▶ **DIRECTION**:
Put every line of the data below into a JSON list of strings, one string per line. Leave out any blank lines.

▶ **Layout element annotations**:

>> begin

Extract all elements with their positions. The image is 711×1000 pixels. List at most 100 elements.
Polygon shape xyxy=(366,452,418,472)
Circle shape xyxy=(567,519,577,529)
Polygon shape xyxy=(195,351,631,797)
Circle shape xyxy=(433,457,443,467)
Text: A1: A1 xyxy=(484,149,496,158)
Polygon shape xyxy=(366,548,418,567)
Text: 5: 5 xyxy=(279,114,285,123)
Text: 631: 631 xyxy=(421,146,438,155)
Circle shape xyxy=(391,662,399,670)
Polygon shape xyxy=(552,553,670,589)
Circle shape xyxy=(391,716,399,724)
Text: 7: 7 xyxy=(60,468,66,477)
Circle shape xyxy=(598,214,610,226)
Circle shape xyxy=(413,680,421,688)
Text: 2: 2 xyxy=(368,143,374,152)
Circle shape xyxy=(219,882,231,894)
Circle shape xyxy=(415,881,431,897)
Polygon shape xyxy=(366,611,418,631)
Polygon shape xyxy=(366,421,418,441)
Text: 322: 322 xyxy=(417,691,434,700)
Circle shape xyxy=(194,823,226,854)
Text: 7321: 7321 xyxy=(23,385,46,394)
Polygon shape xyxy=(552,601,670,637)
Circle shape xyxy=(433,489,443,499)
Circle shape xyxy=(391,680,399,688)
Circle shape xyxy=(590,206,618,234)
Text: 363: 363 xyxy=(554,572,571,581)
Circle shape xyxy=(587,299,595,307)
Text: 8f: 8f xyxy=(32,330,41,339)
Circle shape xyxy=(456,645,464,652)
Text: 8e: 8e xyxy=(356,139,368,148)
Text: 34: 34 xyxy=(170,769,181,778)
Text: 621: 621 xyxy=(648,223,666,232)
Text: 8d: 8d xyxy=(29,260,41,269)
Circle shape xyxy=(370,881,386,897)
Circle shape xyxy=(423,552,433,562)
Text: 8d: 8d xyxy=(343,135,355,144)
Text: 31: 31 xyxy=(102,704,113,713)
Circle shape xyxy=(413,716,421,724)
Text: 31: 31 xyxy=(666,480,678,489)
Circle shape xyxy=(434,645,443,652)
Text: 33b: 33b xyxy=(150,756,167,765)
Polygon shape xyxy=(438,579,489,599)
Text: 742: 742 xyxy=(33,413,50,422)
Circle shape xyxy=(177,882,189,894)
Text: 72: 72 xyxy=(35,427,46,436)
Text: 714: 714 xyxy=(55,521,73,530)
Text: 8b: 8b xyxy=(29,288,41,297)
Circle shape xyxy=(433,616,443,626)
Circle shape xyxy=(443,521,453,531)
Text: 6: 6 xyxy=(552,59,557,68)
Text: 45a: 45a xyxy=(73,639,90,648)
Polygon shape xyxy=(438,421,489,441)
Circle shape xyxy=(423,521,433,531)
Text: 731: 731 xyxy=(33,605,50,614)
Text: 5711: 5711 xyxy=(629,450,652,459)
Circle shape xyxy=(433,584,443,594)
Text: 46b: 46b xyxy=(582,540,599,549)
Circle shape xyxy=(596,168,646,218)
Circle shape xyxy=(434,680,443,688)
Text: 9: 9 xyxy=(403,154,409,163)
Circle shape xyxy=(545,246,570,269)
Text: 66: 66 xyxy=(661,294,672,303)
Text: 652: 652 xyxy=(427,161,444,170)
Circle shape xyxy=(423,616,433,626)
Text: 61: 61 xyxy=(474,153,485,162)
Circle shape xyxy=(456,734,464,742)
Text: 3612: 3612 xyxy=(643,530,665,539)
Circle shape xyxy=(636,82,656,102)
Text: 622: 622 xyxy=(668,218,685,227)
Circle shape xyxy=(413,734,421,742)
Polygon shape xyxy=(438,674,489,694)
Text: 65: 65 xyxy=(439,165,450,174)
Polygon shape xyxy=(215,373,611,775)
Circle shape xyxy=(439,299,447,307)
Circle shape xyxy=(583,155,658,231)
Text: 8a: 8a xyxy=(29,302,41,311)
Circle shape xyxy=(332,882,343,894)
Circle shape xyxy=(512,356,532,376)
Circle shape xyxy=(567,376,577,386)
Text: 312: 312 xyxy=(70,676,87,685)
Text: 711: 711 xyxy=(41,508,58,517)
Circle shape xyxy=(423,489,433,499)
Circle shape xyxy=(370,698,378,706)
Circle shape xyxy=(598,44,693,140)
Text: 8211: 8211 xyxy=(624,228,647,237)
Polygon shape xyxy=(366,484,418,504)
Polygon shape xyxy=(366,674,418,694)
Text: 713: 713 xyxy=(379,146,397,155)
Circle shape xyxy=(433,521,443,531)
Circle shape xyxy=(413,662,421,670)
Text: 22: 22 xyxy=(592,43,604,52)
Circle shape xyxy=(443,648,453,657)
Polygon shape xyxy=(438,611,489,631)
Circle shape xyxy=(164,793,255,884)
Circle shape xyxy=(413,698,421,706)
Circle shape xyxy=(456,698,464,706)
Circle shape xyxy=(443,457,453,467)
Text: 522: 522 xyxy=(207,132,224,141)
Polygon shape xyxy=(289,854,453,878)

>> end

▶ **SOLUTION TO THE PROBLEM**:
[
  "Extract all elements with their positions. The image is 711×1000 pixels. List at most 100 elements.",
  "Polygon shape xyxy=(366,452,418,472)",
  "Circle shape xyxy=(567,519,577,529)",
  "Polygon shape xyxy=(195,351,631,797)",
  "Circle shape xyxy=(433,457,443,467)",
  "Text: A1: A1 xyxy=(484,149,496,158)",
  "Polygon shape xyxy=(366,548,418,567)",
  "Text: 5: 5 xyxy=(279,114,285,123)",
  "Text: 631: 631 xyxy=(421,146,438,155)",
  "Circle shape xyxy=(391,662,399,670)",
  "Polygon shape xyxy=(552,553,670,589)",
  "Circle shape xyxy=(391,716,399,724)",
  "Text: 7: 7 xyxy=(60,468,66,477)",
  "Circle shape xyxy=(598,214,610,226)",
  "Circle shape xyxy=(413,680,421,688)",
  "Text: 2: 2 xyxy=(368,143,374,152)",
  "Circle shape xyxy=(219,882,231,894)",
  "Circle shape xyxy=(415,881,431,897)",
  "Polygon shape xyxy=(366,611,418,631)",
  "Polygon shape xyxy=(366,421,418,441)",
  "Text: 322: 322 xyxy=(417,691,434,700)",
  "Circle shape xyxy=(194,823,226,854)",
  "Text: 7321: 7321 xyxy=(23,385,46,394)",
  "Polygon shape xyxy=(552,601,670,637)",
  "Circle shape xyxy=(433,489,443,499)",
  "Circle shape xyxy=(391,680,399,688)",
  "Circle shape xyxy=(590,206,618,234)",
  "Text: 363: 363 xyxy=(554,572,571,581)",
  "Circle shape xyxy=(587,299,595,307)",
  "Text: 8f: 8f xyxy=(32,330,41,339)",
  "Circle shape xyxy=(456,645,464,652)",
  "Text: 8e: 8e xyxy=(356,139,368,148)",
  "Text: 34: 34 xyxy=(170,769,181,778)",
  "Text: 621: 621 xyxy=(648,223,666,232)",
  "Text: 8d: 8d xyxy=(29,260,41,269)",
  "Circle shape xyxy=(370,881,386,897)",
  "Circle shape xyxy=(423,552,433,562)",
  "Text: 8d: 8d xyxy=(343,135,355,144)",
  "Text: 31: 31 xyxy=(102,704,113,713)",
  "Circle shape xyxy=(413,716,421,724)",
  "Text: 31: 31 xyxy=(666,480,678,489)",
  "Circle shape xyxy=(434,645,443,652)",
  "Text: 33b: 33b xyxy=(150,756,167,765)",
  "Polygon shape xyxy=(438,579,489,599)",
  "Text: 742: 742 xyxy=(33,413,50,422)",
  "Circle shape xyxy=(177,882,189,894)",
  "Text: 72: 72 xyxy=(35,427,46,436)",
  "Text: 714: 714 xyxy=(55,521,73,530)",
  "Text: 8b: 8b xyxy=(29,288,41,297)",
  "Circle shape xyxy=(433,616,443,626)",
  "Circle shape xyxy=(443,521,453,531)",
  "Text: 6: 6 xyxy=(552,59,557,68)",
  "Text: 45a: 45a xyxy=(73,639,90,648)",
  "Polygon shape xyxy=(438,421,489,441)",
  "Circle shape xyxy=(423,521,433,531)",
  "Text: 731: 731 xyxy=(33,605,50,614)",
  "Text: 5711: 5711 xyxy=(629,450,652,459)",
  "Circle shape xyxy=(433,584,443,594)",
  "Text: 46b: 46b xyxy=(582,540,599,549)",
  "Circle shape xyxy=(596,168,646,218)",
  "Circle shape xyxy=(434,680,443,688)",
  "Text: 9: 9 xyxy=(403,154,409,163)",
  "Circle shape xyxy=(545,246,570,269)",
  "Text: 66: 66 xyxy=(661,294,672,303)",
  "Text: 652: 652 xyxy=(427,161,444,170)",
  "Circle shape xyxy=(423,616,433,626)",
  "Text: 61: 61 xyxy=(474,153,485,162)",
  "Circle shape xyxy=(456,734,464,742)",
  "Text: 3612: 3612 xyxy=(643,530,665,539)",
  "Circle shape xyxy=(636,82,656,102)",
  "Text: 622: 622 xyxy=(668,218,685,227)",
  "Circle shape xyxy=(413,734,421,742)",
  "Polygon shape xyxy=(438,674,489,694)",
  "Text: 65: 65 xyxy=(439,165,450,174)",
  "Polygon shape xyxy=(215,373,611,775)",
  "Circle shape xyxy=(439,299,447,307)",
  "Circle shape xyxy=(583,155,658,231)",
  "Text: 8a: 8a xyxy=(29,302,41,311)",
  "Circle shape xyxy=(332,882,343,894)",
  "Circle shape xyxy=(512,356,532,376)",
  "Circle shape xyxy=(567,376,577,386)",
  "Text: 312: 312 xyxy=(70,676,87,685)",
  "Text: 711: 711 xyxy=(41,508,58,517)",
  "Circle shape xyxy=(423,489,433,499)",
  "Circle shape xyxy=(370,698,378,706)",
  "Circle shape xyxy=(598,44,693,140)",
  "Text: 8211: 8211 xyxy=(624,228,647,237)",
  "Polygon shape xyxy=(366,484,418,504)",
  "Polygon shape xyxy=(366,674,418,694)",
  "Text: 713: 713 xyxy=(379,146,397,155)",
  "Circle shape xyxy=(433,521,443,531)",
  "Circle shape xyxy=(413,662,421,670)",
  "Text: 22: 22 xyxy=(592,43,604,52)",
  "Circle shape xyxy=(443,648,453,657)",
  "Polygon shape xyxy=(438,611,489,631)",
  "Circle shape xyxy=(164,793,255,884)",
  "Circle shape xyxy=(413,698,421,706)",
  "Circle shape xyxy=(456,698,464,706)",
  "Circle shape xyxy=(443,457,453,467)",
  "Text: 522: 522 xyxy=(207,132,224,141)",
  "Polygon shape xyxy=(289,854,453,878)"
]